━━━ Dataset records

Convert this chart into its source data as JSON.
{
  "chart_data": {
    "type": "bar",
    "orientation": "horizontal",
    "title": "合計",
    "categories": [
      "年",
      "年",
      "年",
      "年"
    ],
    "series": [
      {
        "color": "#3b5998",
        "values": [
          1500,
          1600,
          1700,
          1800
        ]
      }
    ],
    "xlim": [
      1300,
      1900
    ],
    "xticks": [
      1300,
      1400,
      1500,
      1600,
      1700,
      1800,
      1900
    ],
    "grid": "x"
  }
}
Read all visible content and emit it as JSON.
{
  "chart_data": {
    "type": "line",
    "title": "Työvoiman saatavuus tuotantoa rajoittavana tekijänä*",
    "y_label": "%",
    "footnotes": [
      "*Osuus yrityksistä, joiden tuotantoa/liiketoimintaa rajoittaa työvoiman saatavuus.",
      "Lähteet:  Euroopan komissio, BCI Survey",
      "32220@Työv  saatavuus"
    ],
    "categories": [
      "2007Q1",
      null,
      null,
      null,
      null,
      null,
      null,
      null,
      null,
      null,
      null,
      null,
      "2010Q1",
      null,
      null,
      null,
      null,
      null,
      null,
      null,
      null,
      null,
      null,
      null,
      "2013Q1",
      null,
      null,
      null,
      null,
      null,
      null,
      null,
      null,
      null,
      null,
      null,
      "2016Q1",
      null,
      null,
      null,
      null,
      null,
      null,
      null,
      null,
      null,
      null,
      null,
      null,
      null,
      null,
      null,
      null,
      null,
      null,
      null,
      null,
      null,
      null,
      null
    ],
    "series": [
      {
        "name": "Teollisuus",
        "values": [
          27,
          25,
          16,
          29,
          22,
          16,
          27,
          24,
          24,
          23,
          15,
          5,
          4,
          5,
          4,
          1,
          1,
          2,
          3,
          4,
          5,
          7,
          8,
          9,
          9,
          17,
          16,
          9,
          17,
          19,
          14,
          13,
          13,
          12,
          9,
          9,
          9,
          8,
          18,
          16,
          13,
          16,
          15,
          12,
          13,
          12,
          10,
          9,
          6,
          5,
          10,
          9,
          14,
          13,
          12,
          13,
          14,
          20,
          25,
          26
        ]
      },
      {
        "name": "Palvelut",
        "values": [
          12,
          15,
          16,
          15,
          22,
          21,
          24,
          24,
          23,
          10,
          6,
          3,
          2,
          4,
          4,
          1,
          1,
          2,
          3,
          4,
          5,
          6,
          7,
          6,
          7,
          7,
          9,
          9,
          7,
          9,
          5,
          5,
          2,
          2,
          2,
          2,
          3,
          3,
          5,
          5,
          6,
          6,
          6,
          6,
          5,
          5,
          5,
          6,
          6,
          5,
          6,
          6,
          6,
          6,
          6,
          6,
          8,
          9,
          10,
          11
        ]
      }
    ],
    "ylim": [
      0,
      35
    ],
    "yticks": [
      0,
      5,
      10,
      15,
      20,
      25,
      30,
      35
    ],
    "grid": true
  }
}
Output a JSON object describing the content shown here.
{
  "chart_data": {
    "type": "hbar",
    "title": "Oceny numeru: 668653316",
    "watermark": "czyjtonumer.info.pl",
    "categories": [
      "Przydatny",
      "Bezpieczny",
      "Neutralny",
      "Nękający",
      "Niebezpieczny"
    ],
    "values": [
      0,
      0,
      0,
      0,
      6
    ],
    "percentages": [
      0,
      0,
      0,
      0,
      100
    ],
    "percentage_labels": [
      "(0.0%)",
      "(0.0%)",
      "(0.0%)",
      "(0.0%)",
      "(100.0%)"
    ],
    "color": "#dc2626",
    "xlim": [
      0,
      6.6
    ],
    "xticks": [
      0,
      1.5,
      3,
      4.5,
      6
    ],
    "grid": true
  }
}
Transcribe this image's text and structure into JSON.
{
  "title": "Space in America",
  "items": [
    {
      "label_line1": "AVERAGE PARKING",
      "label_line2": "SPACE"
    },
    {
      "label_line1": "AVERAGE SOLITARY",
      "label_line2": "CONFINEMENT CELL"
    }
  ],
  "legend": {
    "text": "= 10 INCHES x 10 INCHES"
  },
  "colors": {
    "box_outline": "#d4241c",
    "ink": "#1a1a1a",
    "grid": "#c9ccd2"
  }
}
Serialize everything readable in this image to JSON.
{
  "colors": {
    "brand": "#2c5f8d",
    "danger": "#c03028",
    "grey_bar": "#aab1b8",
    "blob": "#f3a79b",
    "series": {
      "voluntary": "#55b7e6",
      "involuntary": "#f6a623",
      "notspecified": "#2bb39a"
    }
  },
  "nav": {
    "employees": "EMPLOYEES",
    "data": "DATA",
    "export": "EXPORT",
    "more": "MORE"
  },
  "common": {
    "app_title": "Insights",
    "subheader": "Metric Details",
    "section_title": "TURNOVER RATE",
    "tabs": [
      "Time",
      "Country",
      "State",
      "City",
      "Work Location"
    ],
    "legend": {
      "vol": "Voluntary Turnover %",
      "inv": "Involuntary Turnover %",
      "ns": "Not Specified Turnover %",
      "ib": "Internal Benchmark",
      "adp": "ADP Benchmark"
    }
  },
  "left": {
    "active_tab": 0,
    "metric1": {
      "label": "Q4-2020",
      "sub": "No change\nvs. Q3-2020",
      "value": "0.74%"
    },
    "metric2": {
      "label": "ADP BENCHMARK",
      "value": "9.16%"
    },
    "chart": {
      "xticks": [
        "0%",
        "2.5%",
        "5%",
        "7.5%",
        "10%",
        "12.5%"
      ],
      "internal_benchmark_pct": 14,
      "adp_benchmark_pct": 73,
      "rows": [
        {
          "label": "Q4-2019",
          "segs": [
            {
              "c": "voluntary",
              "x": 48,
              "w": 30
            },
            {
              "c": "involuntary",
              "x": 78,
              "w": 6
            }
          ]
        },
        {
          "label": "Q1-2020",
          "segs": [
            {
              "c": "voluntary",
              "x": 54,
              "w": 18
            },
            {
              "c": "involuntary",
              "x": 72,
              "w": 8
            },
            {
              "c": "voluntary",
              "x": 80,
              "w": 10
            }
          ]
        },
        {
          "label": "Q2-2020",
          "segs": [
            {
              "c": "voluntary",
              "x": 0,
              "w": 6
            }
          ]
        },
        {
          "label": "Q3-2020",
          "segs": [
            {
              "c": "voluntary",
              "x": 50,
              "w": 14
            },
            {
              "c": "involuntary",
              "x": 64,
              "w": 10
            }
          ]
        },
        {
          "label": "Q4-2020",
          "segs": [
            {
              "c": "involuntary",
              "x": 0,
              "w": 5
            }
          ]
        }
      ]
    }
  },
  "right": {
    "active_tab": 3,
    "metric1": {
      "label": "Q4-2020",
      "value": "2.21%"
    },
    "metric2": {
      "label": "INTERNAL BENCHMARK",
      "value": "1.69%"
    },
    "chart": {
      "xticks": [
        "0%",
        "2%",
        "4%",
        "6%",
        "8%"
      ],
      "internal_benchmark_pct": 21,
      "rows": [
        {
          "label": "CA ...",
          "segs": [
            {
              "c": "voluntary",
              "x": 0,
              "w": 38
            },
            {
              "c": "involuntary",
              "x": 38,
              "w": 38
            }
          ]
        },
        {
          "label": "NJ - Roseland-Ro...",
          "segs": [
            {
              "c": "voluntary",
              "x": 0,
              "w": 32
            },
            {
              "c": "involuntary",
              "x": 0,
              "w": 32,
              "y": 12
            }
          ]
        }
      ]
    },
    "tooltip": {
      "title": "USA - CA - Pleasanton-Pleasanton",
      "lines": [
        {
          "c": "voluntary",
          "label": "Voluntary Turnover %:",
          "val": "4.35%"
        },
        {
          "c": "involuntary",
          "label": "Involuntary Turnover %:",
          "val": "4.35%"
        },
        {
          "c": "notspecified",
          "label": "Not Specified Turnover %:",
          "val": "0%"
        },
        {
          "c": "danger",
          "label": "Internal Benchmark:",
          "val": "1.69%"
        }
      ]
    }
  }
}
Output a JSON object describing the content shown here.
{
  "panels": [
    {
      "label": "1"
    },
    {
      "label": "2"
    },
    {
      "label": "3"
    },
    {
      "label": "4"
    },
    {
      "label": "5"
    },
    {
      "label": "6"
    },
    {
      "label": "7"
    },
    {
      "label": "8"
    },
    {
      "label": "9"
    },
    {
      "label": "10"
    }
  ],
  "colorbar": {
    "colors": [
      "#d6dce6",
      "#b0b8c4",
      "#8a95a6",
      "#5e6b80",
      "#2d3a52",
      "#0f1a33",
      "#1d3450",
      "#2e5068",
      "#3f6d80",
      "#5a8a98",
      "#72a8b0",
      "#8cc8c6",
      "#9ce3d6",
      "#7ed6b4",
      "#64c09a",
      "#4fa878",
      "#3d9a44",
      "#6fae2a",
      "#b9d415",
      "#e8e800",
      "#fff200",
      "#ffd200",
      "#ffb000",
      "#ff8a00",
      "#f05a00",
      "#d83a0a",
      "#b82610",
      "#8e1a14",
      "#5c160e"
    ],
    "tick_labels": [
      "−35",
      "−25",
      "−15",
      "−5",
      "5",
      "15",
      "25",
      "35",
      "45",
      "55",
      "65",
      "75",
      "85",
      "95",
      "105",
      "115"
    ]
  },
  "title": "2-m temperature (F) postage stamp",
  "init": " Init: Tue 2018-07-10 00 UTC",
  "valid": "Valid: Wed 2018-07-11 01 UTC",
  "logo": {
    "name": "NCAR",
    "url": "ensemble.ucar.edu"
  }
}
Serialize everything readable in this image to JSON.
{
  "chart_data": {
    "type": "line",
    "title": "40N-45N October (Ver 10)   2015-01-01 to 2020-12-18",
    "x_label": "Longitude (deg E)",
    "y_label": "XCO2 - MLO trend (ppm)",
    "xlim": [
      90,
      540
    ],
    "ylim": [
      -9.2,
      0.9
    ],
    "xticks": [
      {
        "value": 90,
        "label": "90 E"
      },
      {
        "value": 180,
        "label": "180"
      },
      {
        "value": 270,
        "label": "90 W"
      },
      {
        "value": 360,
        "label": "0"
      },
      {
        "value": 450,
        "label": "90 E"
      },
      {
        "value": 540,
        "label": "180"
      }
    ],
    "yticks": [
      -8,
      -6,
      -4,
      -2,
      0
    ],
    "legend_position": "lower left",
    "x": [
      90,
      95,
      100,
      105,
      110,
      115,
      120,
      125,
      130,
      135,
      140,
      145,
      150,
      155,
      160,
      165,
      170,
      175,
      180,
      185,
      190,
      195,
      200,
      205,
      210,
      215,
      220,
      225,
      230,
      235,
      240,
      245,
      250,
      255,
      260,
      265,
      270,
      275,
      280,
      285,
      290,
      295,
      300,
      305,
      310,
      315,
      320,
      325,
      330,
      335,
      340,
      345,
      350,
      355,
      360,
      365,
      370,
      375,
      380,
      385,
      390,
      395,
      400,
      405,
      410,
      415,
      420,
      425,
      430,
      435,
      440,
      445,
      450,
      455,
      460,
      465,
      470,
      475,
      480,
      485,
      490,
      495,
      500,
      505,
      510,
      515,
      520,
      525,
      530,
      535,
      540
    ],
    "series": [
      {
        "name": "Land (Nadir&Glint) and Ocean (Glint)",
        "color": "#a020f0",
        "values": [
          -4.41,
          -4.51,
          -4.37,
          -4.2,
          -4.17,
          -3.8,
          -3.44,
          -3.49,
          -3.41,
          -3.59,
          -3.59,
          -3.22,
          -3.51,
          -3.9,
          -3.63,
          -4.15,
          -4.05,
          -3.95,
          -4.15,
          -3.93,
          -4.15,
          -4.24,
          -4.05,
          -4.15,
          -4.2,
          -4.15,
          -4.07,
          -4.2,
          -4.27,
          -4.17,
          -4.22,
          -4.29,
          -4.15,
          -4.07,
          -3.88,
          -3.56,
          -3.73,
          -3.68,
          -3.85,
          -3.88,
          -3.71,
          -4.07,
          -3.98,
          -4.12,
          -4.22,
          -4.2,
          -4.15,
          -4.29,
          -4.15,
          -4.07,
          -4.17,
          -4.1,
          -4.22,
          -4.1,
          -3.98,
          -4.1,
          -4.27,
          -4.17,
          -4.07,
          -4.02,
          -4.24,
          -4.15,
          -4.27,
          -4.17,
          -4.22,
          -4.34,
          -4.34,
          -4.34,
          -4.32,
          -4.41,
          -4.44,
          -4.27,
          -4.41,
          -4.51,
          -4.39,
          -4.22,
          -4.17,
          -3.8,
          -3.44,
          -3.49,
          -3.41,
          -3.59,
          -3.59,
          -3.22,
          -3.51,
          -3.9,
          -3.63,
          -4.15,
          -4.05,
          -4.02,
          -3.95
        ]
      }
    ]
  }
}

━━━━━━

▶ _Written task_
Pull every line containing "saatavuus" out of the data above.

▶ _Final result_
    "title": "Työvoiman saatavuus tuotantoa rajoittavana tekijänä*",
      "*Osuus yrityksistä, joiden tuotantoa/liiketoimintaa rajoittaa työvoiman saatavuus.",
      "32220@Työv  saatavuus"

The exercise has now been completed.